Records from a dataset
——————————
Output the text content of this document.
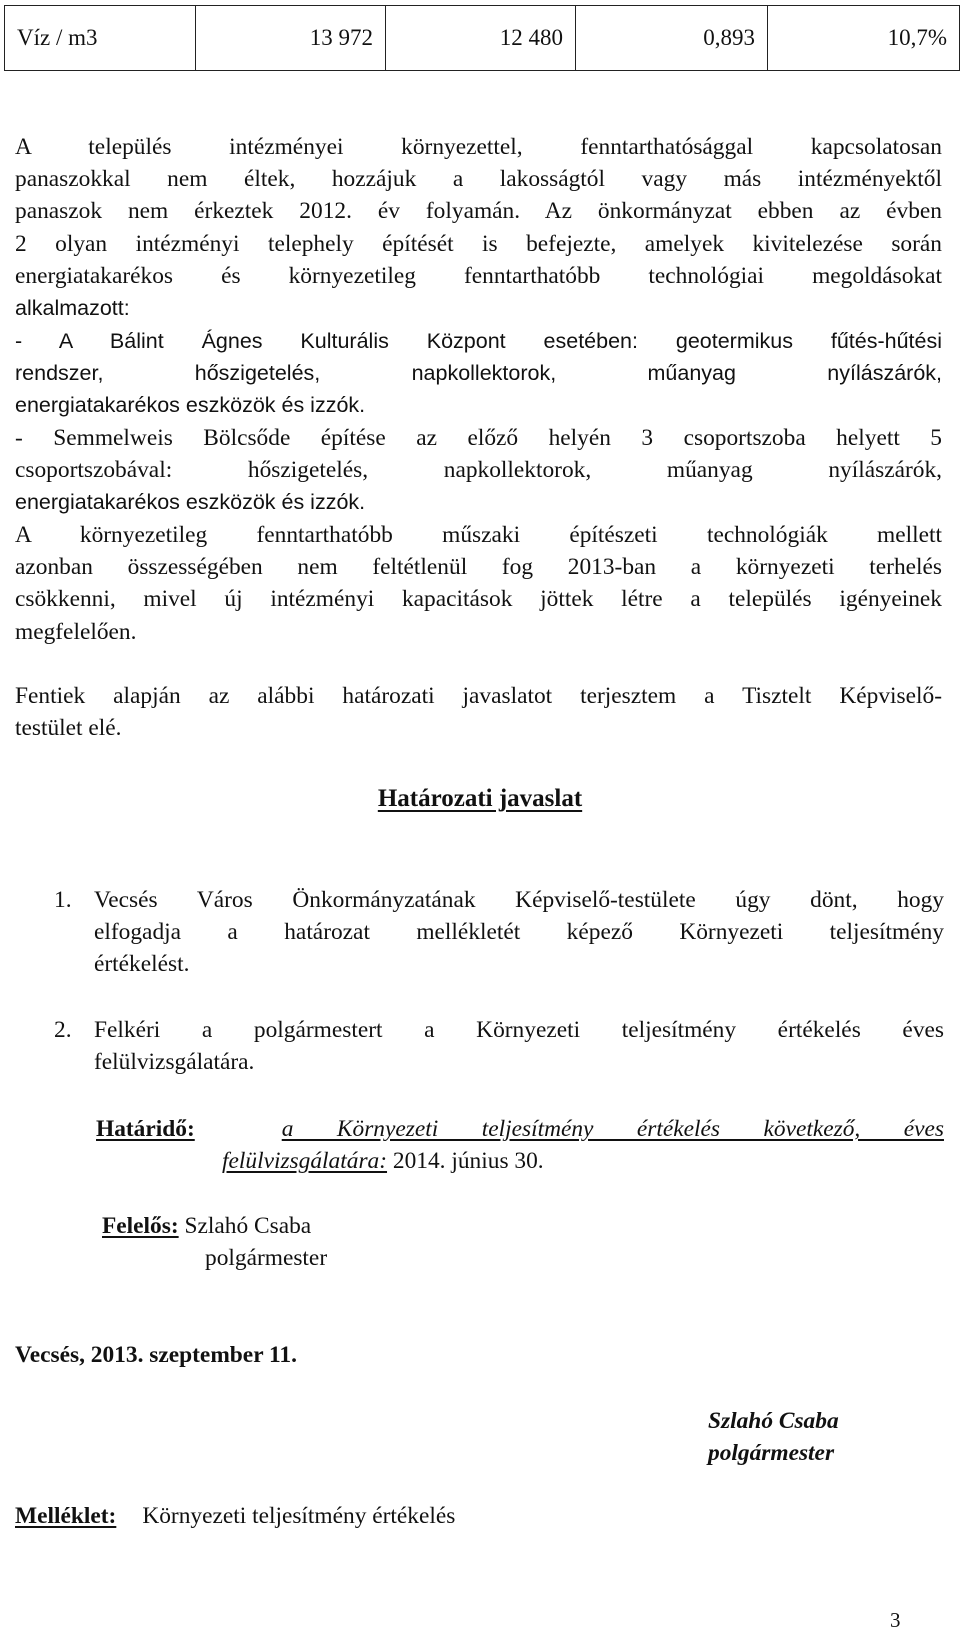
Víz / m3	13 972	12 480	0,893	10,7%
A település intézményei környezettel, fenntarthatósággal kapcsolatosan
panaszokkal nem éltek, hozzájuk a lakosságtól vagy más intézményektől
panaszok nem érkeztek 2012. év folyamán. Az önkormányzat ebben az évben
2 olyan intézményi telephely építését is befejezte, amelyek kivitelezése során
energiatakarékos és környezetileg fenntarthatóbb technológiai megoldásokat
alkalmazott:
- A Bálint Ágnes Kulturális Központ esetében: geotermikus fűtés-hűtési
rendszer, hőszigetelés, napkollektorok, műanyag nyílászárók,
energiatakarékos eszközök és izzók.
- Semmelweis Bölcsőde építése az előző helyén 3 csoportszoba helyett 5
csoportszobával: hőszigetelés, napkollektorok, műanyag nyílászárók,
energiatakarékos eszközök és izzók.
A környezetileg fenntarthatóbb műszaki építészeti technológiák mellett
azonban összességében nem feltétlenül fog 2013-ban a környezeti terhelés
csökkenni, mivel új intézményi kapacitások jöttek létre a település igényeinek
megfelelően.
Fentiek alapján az alábbi határozati javaslatot terjesztem a Tisztelt Képviselő-
testület elé.
Határozati javaslat
1. Vecsés Város Önkormányzatának Képviselő-testülete úgy dönt, hogy
elfogadja a határozat mellékletét képező Környezeti teljesítmény
értékelést.
2. Felkéri a polgármestert a Környezeti teljesítmény értékelés éves
felülvizsgálatára.
Határidő:	a Környezeti teljesítmény értékelés következő, éves
felülvizsgálatára: 2014. június 30.
Felelős: Szlahó Csaba
polgármester

Vecsés, 2013. szeptember 11.

Szlahó Csaba
polgármester

Melléklet: Környezeti teljesítmény értékelés

3
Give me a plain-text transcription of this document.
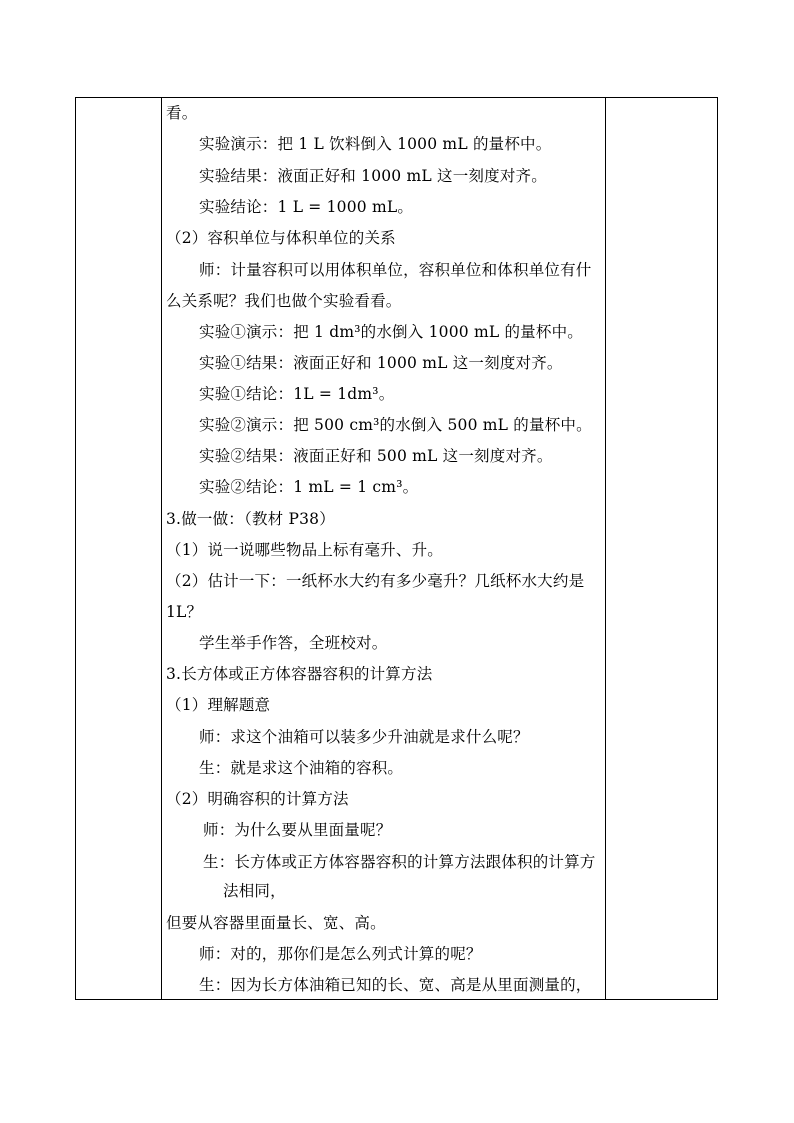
看。
实验演示：把 1 L 饮料倒入 1000 mL 的量杯中。
实验结果：液面正好和 1000 mL 这一刻度对齐。
实验结论：1 L = 1000 mL。
（2）容积单位与体积单位的关系
师：计量容积可以用体积单位，容积单位和体积单位有什
么关系呢？我们也做个实验看看。
实验①演示：把 1 dm³的水倒入 1000 mL 的量杯中。
实验①结果：液面正好和 1000 mL 这一刻度对齐。
实验①结论：1L = 1dm³。
实验②演示：把 500 cm³的水倒入 500 mL 的量杯中。
实验②结果：液面正好和 500 mL 这一刻度对齐。
实验②结论：1 mL = 1 cm³。
3.做一做：（教材 P38）
（1）说一说哪些物品上标有毫升、升。
（2）估计一下：一纸杯水大约有多少毫升？几纸杯水大约是
1L？
学生举手作答，全班校对。
3.长方体或正方体容器容积的计算方法
（1）理解题意
师：求这个油箱可以装多少升油就是求什么呢？
生：就是求这个油箱的容积。
（2）明确容积的计算方法
师：为什么要从里面量呢？
生：长方体或正方体容器容积的计算方法跟体积的计算方
法相同，
但要从容器里面量长、宽、高。
师：对的，那你们是怎么列式计算的呢？
生：因为长方体油箱已知的长、宽、高是从里面测量的，
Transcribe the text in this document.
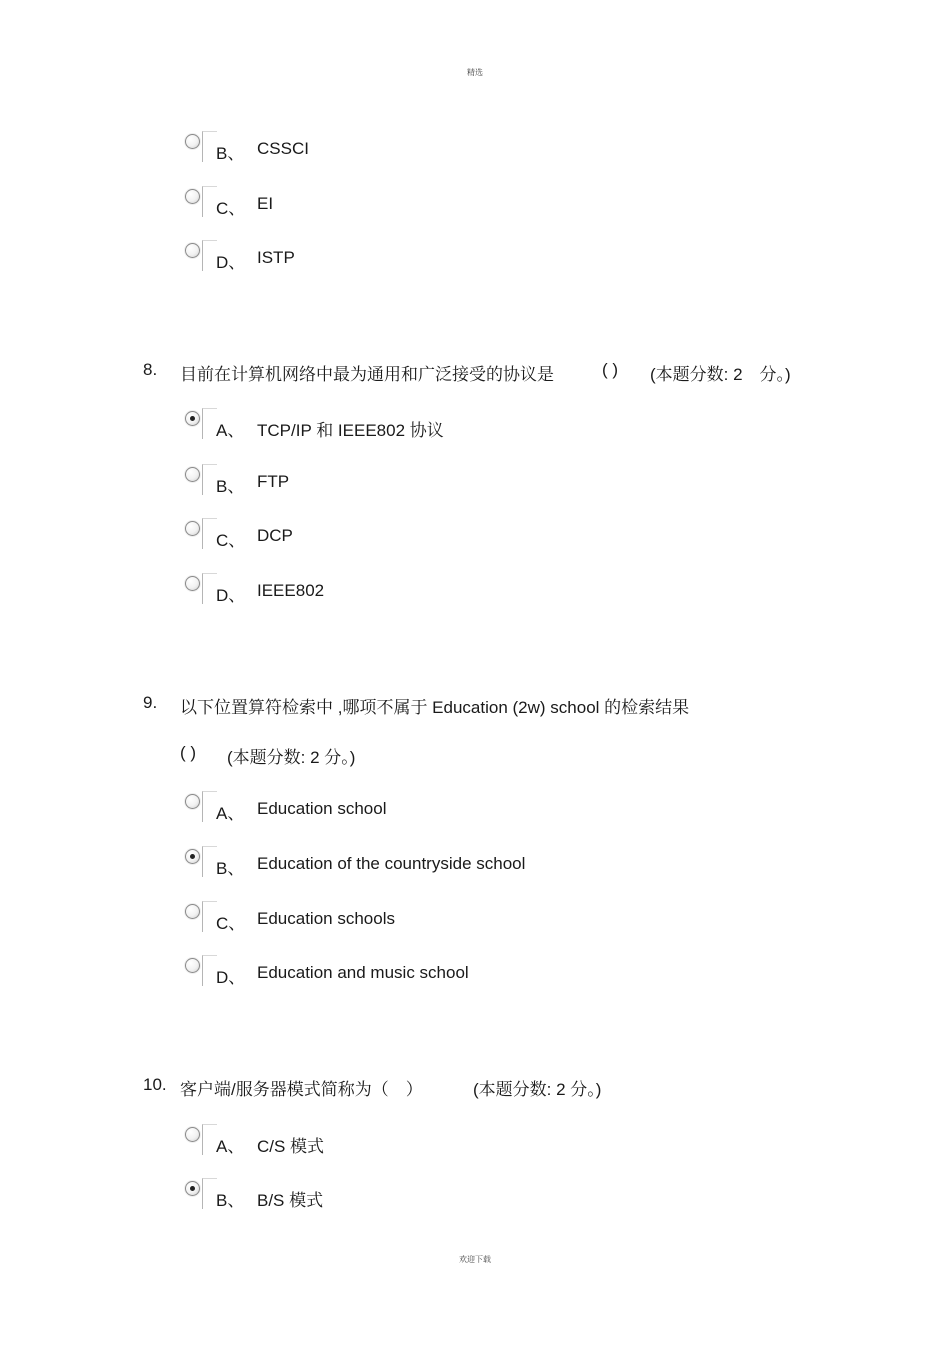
精选
B、 CSSCI
C、 EI
D、 ISTP
8. 目前在计算机网络中最为通用和广泛接受的协议是	( ) (本题分数: 2　分。)
A、 TCP/IP 和 IEEE802 协议
B、 FTP
C、 DCP
D、 IEEE802
9. 以下位置算符检索中 ,哪项不属于 Education (2w) school 的检索结果
( ) (本题分数: 2 分。)
A、 Education school
B、 Education of the countryside school
C、 Education schools
D、 Education and music school
10. 客户端/服务器模式简称为（　）	(本题分数: 2 分。)
A、 C/S 模式
B、 B/S 模式
欢迎下载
——————————
Looking at the records above, say how many lines hold the string "hőszigetelés". Write nothing but the number.

Final answer> 2